| WRITTEN TASK |
Reproduce every line of the listing as written, apart from the pictures.

| TASK MATERIAL |

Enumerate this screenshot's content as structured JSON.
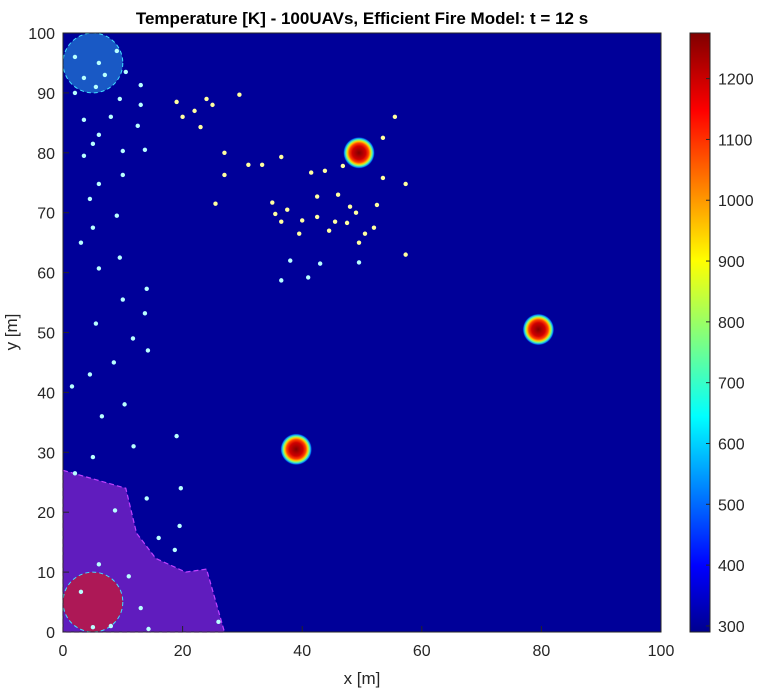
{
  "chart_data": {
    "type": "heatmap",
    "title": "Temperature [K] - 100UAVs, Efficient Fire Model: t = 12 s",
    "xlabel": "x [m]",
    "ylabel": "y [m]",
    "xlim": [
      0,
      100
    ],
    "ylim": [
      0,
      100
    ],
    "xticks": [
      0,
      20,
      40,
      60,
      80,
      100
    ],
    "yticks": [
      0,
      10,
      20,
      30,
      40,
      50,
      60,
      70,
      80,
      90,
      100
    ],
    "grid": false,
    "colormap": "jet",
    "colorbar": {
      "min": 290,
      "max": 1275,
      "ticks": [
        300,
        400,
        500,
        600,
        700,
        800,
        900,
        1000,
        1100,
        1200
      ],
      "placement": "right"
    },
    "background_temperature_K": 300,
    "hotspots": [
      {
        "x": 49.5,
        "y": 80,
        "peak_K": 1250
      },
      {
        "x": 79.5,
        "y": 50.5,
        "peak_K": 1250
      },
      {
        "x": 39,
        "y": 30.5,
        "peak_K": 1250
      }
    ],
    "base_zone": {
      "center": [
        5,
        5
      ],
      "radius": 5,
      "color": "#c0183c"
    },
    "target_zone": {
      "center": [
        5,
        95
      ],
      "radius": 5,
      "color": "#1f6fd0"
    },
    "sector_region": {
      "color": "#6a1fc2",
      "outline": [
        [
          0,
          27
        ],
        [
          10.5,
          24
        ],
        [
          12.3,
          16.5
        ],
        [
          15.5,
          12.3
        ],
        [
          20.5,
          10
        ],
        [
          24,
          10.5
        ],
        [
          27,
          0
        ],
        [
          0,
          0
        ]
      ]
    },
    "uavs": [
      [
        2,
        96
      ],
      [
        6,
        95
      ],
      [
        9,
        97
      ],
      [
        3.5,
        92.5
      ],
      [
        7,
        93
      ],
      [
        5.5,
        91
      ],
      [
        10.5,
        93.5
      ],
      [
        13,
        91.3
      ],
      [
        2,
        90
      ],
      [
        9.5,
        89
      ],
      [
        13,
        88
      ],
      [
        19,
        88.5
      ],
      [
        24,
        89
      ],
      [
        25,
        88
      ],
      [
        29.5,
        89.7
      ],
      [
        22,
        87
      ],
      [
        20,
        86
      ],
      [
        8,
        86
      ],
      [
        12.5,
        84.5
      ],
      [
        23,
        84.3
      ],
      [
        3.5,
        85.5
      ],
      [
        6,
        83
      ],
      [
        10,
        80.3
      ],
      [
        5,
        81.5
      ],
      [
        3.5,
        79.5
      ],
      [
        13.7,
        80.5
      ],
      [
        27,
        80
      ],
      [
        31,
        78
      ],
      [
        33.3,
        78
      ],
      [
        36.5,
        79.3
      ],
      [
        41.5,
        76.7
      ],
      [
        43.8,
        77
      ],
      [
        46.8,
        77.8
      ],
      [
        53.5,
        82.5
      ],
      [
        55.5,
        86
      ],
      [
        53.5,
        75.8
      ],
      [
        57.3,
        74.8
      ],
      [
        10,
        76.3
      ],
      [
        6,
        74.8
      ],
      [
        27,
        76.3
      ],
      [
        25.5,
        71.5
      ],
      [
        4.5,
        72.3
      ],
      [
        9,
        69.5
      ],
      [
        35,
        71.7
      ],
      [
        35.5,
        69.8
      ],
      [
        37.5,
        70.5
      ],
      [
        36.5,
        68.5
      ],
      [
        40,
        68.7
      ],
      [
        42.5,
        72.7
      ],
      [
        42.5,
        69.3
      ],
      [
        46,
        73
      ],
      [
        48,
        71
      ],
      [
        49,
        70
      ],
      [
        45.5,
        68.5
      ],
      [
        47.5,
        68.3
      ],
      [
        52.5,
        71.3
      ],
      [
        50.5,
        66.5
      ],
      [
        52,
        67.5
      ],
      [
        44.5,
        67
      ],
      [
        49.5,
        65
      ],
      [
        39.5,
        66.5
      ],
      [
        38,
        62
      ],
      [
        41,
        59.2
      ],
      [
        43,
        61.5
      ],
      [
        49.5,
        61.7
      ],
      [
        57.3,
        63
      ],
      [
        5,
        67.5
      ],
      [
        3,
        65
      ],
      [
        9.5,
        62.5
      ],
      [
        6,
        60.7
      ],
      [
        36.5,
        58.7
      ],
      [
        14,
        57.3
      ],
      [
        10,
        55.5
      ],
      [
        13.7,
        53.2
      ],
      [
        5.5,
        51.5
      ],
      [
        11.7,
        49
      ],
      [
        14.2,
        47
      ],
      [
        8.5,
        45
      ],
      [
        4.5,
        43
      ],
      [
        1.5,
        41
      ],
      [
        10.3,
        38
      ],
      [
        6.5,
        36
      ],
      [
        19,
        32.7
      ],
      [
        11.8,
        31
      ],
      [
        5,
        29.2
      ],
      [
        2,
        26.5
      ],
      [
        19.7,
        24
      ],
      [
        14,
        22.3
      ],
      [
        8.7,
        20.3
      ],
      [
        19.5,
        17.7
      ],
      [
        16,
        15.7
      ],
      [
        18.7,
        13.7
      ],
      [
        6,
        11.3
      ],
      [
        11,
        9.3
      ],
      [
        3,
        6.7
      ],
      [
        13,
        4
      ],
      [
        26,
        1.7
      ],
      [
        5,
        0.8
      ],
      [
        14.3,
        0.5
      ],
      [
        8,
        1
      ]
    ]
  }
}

| EXERCISE RESPONSE |
Enumerate this screenshot's content as structured JSON.
{
  "chart_data": {
    "type": "heatmap",
    "title": "Temperature [K] - 100UAVs, Efficient Fire Model: t = 12 s",
    "xlabel": "x [m]",
    "ylabel": "y [m]",
    "xlim": [
      0,
      100
    ],
    "ylim": [
      0,
      100
    ],
    "xticks": [
      0,
      20,
      40,
      60,
      80,
      100
    ],
    "yticks": [
      0,
      10,
      20,
      30,
      40,
      50,
      60,
      70,
      80,
      90,
      100
    ],
    "grid": false,
    "colormap": "jet",
    "colorbar": {
      "min": 290,
      "max": 1275,
      "ticks": [
        300,
        400,
        500,
        600,
        700,
        800,
        900,
        1000,
        1100,
        1200
      ],
      "placement": "right"
    },
    "background_temperature_K": 300,
    "hotspots": [
      {
        "x": 49.5,
        "y": 80,
        "peak_K": 1250
      },
      {
        "x": 79.5,
        "y": 50.5,
        "peak_K": 1250
      },
      {
        "x": 39,
        "y": 30.5,
        "peak_K": 1250
      }
    ],
    "base_zone": {
      "center": [
        5,
        5
      ],
      "radius": 5,
      "color": "#c0183c"
    },
    "target_zone": {
      "center": [
        5,
        95
      ],
      "radius": 5,
      "color": "#1f6fd0"
    },
    "sector_region": {
      "color": "#6a1fc2",
      "outline": [
        [
          0,
          27
        ],
        [
          10.5,
          24
        ],
        [
          12.3,
          16.5
        ],
        [
          15.5,
          12.3
        ],
        [
          20.5,
          10
        ],
        [
          24,
          10.5
        ],
        [
          27,
          0
        ],
        [
          0,
          0
        ]
      ]
    },
    "uavs": [
      [
        2,
        96
      ],
      [
        6,
        95
      ],
      [
        9,
        97
      ],
      [
        3.5,
        92.5
      ],
      [
        7,
        93
      ],
      [
        5.5,
        91
      ],
      [
        10.5,
        93.5
      ],
      [
        13,
        91.3
      ],
      [
        2,
        90
      ],
      [
        9.5,
        89
      ],
      [
        13,
        88
      ],
      [
        19,
        88.5
      ],
      [
        24,
        89
      ],
      [
        25,
        88
      ],
      [
        29.5,
        89.7
      ],
      [
        22,
        87
      ],
      [
        20,
        86
      ],
      [
        8,
        86
      ],
      [
        12.5,
        84.5
      ],
      [
        23,
        84.3
      ],
      [
        3.5,
        85.5
      ],
      [
        6,
        83
      ],
      [
        10,
        80.3
      ],
      [
        5,
        81.5
      ],
      [
        3.5,
        79.5
      ],
      [
        13.7,
        80.5
      ],
      [
        27,
        80
      ],
      [
        31,
        78
      ],
      [
        33.3,
        78
      ],
      [
        36.5,
        79.3
      ],
      [
        41.5,
        76.7
      ],
      [
        43.8,
        77
      ],
      [
        46.8,
        77.8
      ],
      [
        53.5,
        82.5
      ],
      [
        55.5,
        86
      ],
      [
        53.5,
        75.8
      ],
      [
        57.3,
        74.8
      ],
      [
        10,
        76.3
      ],
      [
        6,
        74.8
      ],
      [
        27,
        76.3
      ],
      [
        25.5,
        71.5
      ],
      [
        4.5,
        72.3
      ],
      [
        9,
        69.5
      ],
      [
        35,
        71.7
      ],
      [
        35.5,
        69.8
      ],
      [
        37.5,
        70.5
      ],
      [
        36.5,
        68.5
      ],
      [
        40,
        68.7
      ],
      [
        42.5,
        72.7
      ],
      [
        42.5,
        69.3
      ],
      [
        46,
        73
      ],
      [
        48,
        71
      ],
      [
        49,
        70
      ],
      [
        45.5,
        68.5
      ],
      [
        47.5,
        68.3
      ],
      [
        52.5,
        71.3
      ],
      [
        50.5,
        66.5
      ],
      [
        52,
        67.5
      ],
      [
        44.5,
        67
      ],
      [
        49.5,
        65
      ],
      [
        39.5,
        66.5
      ],
      [
        38,
        62
      ],
      [
        41,
        59.2
      ],
      [
        43,
        61.5
      ],
      [
        49.5,
        61.7
      ],
      [
        57.3,
        63
      ],
      [
        5,
        67.5
      ],
      [
        3,
        65
      ],
      [
        9.5,
        62.5
      ],
      [
        6,
        60.7
      ],
      [
        36.5,
        58.7
      ],
      [
        14,
        57.3
      ],
      [
        10,
        55.5
      ],
      [
        13.7,
        53.2
      ],
      [
        5.5,
        51.5
      ],
      [
        11.7,
        49
      ],
      [
        14.2,
        47
      ],
      [
        8.5,
        45
      ],
      [
        4.5,
        43
      ],
      [
        1.5,
        41
      ],
      [
        10.3,
        38
      ],
      [
        6.5,
        36
      ],
      [
        19,
        32.7
      ],
      [
        11.8,
        31
      ],
      [
        5,
        29.2
      ],
      [
        2,
        26.5
      ],
      [
        19.7,
        24
      ],
      [
        14,
        22.3
      ],
      [
        8.7,
        20.3
      ],
      [
        19.5,
        17.7
      ],
      [
        16,
        15.7
      ],
      [
        18.7,
        13.7
      ],
      [
        6,
        11.3
      ],
      [
        11,
        9.3
      ],
      [
        3,
        6.7
      ],
      [
        13,
        4
      ],
      [
        26,
        1.7
      ],
      [
        5,
        0.8
      ],
      [
        14.3,
        0.5
      ],
      [
        8,
        1
      ]
    ]
  }
}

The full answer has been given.